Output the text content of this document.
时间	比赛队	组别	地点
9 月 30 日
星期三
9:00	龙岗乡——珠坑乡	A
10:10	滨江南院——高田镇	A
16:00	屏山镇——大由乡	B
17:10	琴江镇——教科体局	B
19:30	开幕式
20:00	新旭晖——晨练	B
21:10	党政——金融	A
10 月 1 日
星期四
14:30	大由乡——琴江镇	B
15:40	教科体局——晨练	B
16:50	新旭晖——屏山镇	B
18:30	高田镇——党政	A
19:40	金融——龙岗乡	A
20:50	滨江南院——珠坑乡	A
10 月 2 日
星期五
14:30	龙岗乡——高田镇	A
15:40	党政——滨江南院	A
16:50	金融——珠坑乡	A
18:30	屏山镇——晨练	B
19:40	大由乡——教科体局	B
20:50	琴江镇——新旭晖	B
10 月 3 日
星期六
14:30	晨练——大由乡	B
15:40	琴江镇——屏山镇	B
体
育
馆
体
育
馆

────

■ **Exercise**
Would you write down every record again, exactly?

■ **Task solution**
Output the text content of this document.
时间	比赛队	组别	地点
9 月 30 日
星期三
9:00	龙岗乡——珠坑乡	A
10:10	滨江南院——高田镇	A
16:00	屏山镇——大由乡	B
17:10	琴江镇——教科体局	B
19:30	开幕式
20:00	新旭晖——晨练	B
21:10	党政——金融	A
10 月 1 日
星期四
14:30	大由乡——琴江镇	B
15:40	教科体局——晨练	B
16:50	新旭晖——屏山镇	B
18:30	高田镇——党政	A
19:40	金融——龙岗乡	A
20:50	滨江南院——珠坑乡	A
10 月 2 日
星期五
14:30	龙岗乡——高田镇	A
15:40	党政——滨江南院	A
16:50	金融——珠坑乡	A
18:30	屏山镇——晨练	B
19:40	大由乡——教科体局	B
20:50	琴江镇——新旭晖	B
10 月 3 日
星期六
14:30	晨练——大由乡	B
15:40	琴江镇——屏山镇	B
体
育
馆
体
育
馆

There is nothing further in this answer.